WHAT THE TASK REQUIRES —
Report how many lines below contain the word "Transport". Give only the number.

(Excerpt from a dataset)
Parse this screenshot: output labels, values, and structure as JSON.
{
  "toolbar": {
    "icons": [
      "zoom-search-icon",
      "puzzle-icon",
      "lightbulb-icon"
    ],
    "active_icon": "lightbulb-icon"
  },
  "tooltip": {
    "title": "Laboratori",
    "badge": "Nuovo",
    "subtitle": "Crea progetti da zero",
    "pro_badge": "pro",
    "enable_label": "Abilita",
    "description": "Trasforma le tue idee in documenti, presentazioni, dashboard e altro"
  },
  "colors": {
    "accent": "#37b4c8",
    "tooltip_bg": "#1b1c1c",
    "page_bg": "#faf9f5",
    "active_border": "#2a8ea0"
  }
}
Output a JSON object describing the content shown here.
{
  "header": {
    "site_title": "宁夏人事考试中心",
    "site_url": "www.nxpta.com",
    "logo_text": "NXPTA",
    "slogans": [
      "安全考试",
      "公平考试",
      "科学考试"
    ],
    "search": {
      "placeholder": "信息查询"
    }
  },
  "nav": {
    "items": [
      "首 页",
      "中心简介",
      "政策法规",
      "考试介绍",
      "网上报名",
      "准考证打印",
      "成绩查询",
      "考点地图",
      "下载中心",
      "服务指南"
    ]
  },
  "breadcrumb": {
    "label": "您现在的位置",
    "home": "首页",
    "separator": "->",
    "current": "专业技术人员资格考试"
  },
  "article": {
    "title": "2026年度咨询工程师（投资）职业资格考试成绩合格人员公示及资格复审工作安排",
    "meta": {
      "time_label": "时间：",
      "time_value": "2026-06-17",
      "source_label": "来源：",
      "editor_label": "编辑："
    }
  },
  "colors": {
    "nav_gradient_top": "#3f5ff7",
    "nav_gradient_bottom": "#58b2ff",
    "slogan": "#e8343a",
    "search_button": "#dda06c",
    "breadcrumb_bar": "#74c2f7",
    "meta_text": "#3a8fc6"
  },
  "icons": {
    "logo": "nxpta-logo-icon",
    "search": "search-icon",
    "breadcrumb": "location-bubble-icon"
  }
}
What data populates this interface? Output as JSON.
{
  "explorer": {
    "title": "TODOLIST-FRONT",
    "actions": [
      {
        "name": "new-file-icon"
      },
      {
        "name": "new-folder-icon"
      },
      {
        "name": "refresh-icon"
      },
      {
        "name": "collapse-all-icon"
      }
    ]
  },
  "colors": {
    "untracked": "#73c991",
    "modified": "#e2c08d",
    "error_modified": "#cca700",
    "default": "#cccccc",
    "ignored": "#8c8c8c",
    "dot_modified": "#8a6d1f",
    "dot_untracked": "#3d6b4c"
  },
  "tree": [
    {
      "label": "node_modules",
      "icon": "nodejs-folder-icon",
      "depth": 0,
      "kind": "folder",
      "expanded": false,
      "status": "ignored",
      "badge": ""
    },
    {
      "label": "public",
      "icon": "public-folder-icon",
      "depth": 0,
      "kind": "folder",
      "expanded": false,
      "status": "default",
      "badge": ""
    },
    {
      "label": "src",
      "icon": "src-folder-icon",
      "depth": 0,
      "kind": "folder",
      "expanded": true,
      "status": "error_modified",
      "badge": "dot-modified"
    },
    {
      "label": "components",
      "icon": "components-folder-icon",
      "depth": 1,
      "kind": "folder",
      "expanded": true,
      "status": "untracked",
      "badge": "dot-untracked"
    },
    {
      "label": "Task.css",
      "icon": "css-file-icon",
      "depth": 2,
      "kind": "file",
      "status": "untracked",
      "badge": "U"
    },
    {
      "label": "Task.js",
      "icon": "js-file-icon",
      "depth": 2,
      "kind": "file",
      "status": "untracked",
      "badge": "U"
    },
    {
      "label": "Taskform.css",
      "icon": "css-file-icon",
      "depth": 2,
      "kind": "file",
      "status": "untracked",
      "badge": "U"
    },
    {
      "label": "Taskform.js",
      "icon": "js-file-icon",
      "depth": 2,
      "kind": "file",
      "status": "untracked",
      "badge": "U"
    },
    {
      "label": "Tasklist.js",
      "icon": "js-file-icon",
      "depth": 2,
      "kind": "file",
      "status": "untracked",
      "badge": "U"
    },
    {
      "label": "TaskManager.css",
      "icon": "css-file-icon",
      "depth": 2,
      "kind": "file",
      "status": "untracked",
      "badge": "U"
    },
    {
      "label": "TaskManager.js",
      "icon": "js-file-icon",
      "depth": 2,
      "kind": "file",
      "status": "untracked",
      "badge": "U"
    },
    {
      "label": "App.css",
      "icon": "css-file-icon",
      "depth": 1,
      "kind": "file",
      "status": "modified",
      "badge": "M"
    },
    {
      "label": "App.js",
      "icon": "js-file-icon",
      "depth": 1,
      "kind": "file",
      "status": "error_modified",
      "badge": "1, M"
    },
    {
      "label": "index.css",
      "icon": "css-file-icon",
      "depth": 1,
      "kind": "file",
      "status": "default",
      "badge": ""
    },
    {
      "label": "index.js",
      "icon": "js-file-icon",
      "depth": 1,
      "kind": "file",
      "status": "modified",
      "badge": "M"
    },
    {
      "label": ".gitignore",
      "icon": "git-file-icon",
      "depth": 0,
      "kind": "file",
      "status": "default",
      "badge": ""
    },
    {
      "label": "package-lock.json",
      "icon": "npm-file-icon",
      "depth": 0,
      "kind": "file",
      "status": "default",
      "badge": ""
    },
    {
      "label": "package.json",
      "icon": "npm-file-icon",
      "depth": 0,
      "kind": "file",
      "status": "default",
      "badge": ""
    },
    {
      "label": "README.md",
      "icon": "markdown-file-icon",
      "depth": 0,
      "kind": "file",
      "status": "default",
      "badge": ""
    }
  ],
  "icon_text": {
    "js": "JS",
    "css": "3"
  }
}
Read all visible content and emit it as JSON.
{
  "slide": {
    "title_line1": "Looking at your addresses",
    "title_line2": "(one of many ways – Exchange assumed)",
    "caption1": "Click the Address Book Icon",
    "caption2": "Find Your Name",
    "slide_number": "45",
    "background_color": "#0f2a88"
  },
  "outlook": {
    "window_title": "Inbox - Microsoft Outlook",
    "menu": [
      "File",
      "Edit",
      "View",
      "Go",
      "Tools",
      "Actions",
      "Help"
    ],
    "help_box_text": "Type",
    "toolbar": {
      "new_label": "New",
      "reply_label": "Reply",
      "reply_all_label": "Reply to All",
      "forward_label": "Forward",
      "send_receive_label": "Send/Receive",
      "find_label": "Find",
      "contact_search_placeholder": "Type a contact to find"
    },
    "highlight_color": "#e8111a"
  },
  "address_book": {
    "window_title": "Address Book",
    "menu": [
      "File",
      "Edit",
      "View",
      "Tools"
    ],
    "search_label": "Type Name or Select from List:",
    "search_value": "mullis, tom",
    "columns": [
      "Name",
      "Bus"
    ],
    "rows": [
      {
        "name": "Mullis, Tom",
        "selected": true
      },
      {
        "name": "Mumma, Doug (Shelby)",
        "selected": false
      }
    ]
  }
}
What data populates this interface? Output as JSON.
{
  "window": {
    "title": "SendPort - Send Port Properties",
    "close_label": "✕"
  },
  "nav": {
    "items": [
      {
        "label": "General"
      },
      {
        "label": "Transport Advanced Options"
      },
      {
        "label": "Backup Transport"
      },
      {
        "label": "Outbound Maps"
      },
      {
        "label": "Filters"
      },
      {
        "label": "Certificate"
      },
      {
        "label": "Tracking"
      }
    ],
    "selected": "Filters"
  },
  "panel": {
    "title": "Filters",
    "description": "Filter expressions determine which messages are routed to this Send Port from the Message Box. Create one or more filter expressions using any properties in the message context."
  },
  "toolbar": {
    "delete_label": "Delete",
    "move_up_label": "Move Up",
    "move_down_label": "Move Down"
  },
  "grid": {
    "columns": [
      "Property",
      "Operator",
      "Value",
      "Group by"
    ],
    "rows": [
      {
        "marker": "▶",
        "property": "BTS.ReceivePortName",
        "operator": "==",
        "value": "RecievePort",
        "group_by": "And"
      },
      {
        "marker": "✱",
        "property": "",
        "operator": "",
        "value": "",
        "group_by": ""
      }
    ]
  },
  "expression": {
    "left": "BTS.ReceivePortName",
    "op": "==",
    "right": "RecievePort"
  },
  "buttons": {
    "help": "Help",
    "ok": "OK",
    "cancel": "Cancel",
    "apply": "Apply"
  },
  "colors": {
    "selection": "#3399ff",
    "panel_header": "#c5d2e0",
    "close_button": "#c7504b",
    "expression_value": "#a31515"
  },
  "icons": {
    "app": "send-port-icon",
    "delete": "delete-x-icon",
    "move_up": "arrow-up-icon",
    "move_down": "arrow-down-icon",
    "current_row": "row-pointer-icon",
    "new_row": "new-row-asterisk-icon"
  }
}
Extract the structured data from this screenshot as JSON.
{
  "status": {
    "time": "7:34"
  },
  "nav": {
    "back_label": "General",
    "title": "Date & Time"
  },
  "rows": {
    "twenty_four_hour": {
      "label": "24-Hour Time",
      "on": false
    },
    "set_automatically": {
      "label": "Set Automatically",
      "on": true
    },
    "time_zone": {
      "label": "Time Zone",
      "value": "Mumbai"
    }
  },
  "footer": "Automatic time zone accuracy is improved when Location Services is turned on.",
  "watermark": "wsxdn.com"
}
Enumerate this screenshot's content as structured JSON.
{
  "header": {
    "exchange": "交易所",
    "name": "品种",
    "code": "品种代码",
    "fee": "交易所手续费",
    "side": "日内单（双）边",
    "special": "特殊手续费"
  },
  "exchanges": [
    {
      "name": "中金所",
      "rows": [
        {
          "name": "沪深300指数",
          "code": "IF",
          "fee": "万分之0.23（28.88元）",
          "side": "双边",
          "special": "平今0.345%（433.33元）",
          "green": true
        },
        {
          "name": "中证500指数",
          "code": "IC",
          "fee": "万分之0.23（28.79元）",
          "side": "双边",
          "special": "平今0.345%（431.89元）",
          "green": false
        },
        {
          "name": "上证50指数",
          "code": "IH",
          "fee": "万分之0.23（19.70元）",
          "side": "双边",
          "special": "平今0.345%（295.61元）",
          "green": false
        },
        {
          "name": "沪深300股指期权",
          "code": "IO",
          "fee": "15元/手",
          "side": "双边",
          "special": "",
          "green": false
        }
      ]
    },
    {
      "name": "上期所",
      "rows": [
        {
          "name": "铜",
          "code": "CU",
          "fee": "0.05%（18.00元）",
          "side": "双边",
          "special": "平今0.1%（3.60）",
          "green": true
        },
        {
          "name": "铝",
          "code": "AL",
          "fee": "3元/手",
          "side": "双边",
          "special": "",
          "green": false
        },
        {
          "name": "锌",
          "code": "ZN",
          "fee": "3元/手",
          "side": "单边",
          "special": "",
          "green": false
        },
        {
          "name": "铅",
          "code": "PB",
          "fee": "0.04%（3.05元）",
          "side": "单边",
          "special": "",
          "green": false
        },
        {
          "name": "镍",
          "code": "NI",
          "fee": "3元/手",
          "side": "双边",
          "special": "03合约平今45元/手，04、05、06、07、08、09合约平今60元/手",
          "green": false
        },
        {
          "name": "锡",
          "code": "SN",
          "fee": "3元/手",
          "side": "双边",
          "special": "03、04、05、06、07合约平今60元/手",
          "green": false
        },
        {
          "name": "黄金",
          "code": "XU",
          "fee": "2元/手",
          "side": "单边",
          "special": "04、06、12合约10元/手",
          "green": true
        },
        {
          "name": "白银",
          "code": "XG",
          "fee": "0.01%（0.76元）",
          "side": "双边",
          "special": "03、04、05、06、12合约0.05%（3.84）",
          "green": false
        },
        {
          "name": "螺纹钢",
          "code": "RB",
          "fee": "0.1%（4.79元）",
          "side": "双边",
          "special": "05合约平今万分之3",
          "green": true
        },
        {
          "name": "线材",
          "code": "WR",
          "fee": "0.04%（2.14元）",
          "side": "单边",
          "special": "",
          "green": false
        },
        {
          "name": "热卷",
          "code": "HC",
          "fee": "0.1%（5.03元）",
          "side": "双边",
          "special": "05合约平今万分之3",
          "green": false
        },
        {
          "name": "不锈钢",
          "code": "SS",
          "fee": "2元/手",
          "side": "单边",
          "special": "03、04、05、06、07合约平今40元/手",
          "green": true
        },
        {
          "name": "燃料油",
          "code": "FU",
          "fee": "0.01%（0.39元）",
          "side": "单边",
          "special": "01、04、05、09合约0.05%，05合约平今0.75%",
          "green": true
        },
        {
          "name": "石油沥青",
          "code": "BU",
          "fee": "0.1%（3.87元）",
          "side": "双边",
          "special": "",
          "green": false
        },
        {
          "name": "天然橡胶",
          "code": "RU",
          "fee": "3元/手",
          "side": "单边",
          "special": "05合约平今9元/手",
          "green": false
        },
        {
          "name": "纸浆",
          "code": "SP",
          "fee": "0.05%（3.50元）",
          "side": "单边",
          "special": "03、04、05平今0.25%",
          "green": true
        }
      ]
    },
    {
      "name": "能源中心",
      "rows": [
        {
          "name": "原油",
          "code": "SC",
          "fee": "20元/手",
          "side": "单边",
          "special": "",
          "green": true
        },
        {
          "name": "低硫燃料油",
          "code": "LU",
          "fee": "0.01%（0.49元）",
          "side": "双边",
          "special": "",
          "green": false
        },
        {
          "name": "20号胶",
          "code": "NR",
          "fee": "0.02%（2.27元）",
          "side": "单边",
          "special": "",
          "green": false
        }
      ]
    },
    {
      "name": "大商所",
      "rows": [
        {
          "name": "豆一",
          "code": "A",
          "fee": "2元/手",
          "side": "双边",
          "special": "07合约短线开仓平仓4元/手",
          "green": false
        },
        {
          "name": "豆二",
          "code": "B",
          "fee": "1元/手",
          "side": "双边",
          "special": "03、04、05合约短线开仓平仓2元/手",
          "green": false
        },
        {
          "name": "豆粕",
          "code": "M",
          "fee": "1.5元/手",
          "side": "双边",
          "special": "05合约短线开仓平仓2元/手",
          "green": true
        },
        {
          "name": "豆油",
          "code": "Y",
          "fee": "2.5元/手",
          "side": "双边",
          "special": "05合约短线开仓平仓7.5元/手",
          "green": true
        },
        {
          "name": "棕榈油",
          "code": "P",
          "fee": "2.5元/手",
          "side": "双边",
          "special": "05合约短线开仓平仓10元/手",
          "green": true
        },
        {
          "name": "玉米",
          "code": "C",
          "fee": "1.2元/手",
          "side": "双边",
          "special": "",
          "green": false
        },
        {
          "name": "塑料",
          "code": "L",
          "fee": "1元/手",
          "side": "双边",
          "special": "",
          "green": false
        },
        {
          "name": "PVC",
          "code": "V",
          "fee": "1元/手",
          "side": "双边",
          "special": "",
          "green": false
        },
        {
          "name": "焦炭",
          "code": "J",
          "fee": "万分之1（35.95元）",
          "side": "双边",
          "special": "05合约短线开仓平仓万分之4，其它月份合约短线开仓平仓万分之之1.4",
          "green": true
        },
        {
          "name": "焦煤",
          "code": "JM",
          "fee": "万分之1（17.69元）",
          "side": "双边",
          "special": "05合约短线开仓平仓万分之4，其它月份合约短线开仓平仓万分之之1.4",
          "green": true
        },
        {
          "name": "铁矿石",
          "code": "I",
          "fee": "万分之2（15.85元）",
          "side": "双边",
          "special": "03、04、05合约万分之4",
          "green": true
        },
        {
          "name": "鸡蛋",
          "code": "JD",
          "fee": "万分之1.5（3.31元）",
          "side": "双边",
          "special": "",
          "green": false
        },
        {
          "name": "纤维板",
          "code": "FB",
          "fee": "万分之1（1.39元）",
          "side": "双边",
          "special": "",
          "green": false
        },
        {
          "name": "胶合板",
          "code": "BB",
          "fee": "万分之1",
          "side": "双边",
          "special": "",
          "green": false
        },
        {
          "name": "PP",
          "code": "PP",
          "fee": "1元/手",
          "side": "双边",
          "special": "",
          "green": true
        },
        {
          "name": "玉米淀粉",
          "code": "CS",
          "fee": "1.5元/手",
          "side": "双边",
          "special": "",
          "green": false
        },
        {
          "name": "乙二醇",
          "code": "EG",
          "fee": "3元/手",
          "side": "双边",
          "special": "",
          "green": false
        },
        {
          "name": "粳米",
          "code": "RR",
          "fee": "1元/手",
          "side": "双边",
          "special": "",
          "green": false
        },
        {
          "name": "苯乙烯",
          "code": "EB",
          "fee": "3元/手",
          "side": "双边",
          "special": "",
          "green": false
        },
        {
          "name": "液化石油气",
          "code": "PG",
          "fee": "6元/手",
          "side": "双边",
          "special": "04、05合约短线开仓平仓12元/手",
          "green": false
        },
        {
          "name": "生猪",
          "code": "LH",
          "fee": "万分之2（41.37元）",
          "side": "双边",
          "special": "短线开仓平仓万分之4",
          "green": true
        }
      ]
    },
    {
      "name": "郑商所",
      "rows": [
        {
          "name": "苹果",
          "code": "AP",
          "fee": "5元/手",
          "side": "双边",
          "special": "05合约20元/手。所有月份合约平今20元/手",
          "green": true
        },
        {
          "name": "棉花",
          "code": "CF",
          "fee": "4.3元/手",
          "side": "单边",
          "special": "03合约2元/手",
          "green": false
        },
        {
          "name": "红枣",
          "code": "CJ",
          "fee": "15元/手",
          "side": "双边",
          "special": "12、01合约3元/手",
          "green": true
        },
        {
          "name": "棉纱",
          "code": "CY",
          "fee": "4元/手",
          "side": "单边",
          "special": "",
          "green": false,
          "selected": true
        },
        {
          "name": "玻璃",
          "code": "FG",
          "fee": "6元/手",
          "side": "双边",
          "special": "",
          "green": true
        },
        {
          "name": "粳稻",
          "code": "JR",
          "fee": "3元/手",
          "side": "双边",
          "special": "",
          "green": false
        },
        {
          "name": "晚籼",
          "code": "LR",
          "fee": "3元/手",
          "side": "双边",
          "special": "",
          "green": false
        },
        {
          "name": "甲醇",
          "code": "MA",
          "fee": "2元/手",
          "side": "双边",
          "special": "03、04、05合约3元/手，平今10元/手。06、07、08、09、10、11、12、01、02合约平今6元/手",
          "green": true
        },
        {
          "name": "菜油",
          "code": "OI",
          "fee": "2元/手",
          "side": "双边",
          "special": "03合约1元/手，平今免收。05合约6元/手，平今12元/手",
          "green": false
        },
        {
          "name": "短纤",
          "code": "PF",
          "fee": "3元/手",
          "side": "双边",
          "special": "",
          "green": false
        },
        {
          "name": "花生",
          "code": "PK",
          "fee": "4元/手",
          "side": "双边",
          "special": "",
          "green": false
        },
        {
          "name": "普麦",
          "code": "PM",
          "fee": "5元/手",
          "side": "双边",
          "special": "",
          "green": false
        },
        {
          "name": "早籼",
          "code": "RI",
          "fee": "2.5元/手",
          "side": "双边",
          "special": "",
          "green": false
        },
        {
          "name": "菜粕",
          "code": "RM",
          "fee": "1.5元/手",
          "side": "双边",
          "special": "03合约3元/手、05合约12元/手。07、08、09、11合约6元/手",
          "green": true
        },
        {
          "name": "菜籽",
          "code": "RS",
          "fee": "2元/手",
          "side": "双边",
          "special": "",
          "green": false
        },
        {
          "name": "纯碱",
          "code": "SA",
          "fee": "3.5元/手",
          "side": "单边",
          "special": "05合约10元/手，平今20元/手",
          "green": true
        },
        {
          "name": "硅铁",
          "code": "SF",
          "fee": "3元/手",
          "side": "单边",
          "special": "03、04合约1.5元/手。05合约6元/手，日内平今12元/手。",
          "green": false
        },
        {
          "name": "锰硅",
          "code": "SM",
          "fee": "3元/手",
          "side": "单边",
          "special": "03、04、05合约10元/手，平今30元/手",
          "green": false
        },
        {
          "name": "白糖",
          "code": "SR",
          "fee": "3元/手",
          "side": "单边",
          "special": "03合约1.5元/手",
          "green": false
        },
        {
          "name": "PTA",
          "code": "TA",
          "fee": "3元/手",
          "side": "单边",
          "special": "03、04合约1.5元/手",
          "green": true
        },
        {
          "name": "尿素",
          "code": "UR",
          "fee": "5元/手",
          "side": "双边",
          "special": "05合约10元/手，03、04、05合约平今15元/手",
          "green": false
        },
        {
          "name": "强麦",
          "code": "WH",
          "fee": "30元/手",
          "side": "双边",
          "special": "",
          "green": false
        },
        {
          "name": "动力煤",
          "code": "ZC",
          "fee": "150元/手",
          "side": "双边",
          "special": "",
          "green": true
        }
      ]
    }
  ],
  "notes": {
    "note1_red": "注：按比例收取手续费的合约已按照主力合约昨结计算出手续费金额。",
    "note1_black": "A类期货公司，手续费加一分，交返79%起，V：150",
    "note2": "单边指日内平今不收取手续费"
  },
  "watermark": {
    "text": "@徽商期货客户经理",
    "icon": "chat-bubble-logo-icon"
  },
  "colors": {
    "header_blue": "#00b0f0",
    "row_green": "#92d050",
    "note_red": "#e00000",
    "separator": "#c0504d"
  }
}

RESULT OF THIS EXERCISE —
2